◆ GIVEN INSTRUCTION: Render every line of these items as a Markdown table with the columns Row and Line, numbering the rows and omitting blank lines.

◆ MATERIAL FOR THE TASK:
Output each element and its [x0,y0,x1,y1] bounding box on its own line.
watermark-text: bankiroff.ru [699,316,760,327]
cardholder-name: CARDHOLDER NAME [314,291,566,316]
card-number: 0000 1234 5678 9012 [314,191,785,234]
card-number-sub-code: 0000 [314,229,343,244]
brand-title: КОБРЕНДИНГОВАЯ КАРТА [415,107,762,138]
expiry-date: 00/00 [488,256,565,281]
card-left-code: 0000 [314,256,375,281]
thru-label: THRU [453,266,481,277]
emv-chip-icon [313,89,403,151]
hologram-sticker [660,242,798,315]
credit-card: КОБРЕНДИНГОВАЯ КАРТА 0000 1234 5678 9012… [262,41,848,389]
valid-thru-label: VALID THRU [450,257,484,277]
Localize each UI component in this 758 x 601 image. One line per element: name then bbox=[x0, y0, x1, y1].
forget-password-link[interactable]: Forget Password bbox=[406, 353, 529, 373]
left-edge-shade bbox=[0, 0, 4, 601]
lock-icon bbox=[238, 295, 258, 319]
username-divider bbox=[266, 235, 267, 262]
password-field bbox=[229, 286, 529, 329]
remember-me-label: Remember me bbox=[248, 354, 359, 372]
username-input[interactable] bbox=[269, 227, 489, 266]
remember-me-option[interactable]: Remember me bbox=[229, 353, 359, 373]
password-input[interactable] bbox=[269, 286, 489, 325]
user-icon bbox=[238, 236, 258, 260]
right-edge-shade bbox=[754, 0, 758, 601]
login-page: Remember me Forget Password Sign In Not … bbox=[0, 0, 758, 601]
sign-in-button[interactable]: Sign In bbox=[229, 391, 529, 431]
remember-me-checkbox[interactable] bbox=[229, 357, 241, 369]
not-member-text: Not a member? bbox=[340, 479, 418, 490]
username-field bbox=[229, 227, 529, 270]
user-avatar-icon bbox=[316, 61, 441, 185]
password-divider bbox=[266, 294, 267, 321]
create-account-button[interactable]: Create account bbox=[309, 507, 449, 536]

◆ EXPECTED ANSWER:
| Row | Line |
|---|---|
| 1 | Output each element and its [x0,y0,x1,y1] bounding box on its own line. |
| 2 | watermark-text: bankiroff.ru [699,316,760,327] |
| 3 | cardholder-name: CARDHOLDER NAME [314,291,566,316] |
| 4 | card-number: 0000 1234 5678 9012 [314,191,785,234] |
| 5 | card-number-sub-code: 0000 [314,229,343,244] |
| 6 | brand-title: КОБРЕНДИНГОВАЯ КАРТА [415,107,762,138] |
| 7 | expiry-date: 00/00 [488,256,565,281] |
| 8 | card-left-code: 0000 [314,256,375,281] |
| 9 | thru-label: THRU [453,266,481,277] |
| 10 | emv-chip-icon [313,89,403,151] |
| 11 | hologram-sticker [660,242,798,315] |
| 12 | credit-card: КОБРЕНДИНГОВАЯ КАРТА 0000 1234 5678 9012… [262,41,848,389] |
| 13 | valid-thru-label: VALID THRU [450,257,484,277] |
| 14 | Localize each UI component in this 758 x 601 image. One line per element: name then bbox=[x0, y0, x1, y1]. |
| 15 | forget-password-link[interactable]: Forget Password bbox=[406, 353, 529, 373] |
| 16 | left-edge-shade bbox=[0, 0, 4, 601] |
| 17 | lock-icon bbox=[238, 295, 258, 319] |
| 18 | username-divider bbox=[266, 235, 267, 262] |
| 19 | password-field bbox=[229, 286, 529, 329] |
| 20 | remember-me-label: Remember me bbox=[248, 354, 359, 372] |
| 21 | username-input[interactable] bbox=[269, 227, 489, 266] |
| 22 | remember-me-option[interactable]: Remember me bbox=[229, 353, 359, 373] |
| 23 | password-input[interactable] bbox=[269, 286, 489, 325] |
| 24 | user-icon bbox=[238, 236, 258, 260] |
| 25 | right-edge-shade bbox=[754, 0, 758, 601] |
| 26 | login-page: Remember me Forget Password Sign In Not … bbox=[0, 0, 758, 601] |
| 27 | sign-in-button[interactable]: Sign In bbox=[229, 391, 529, 431] |
| 28 | remember-me-checkbox[interactable] bbox=[229, 357, 241, 369] |
| 29 | not-member-text: Not a member? bbox=[340, 479, 418, 490] |
| 30 | username-field bbox=[229, 227, 529, 270] |
| 31 | user-avatar-icon bbox=[316, 61, 441, 185] |
| 32 | password-divider bbox=[266, 294, 267, 321] |
| 33 | create-account-button[interactable]: Create account bbox=[309, 507, 449, 536] |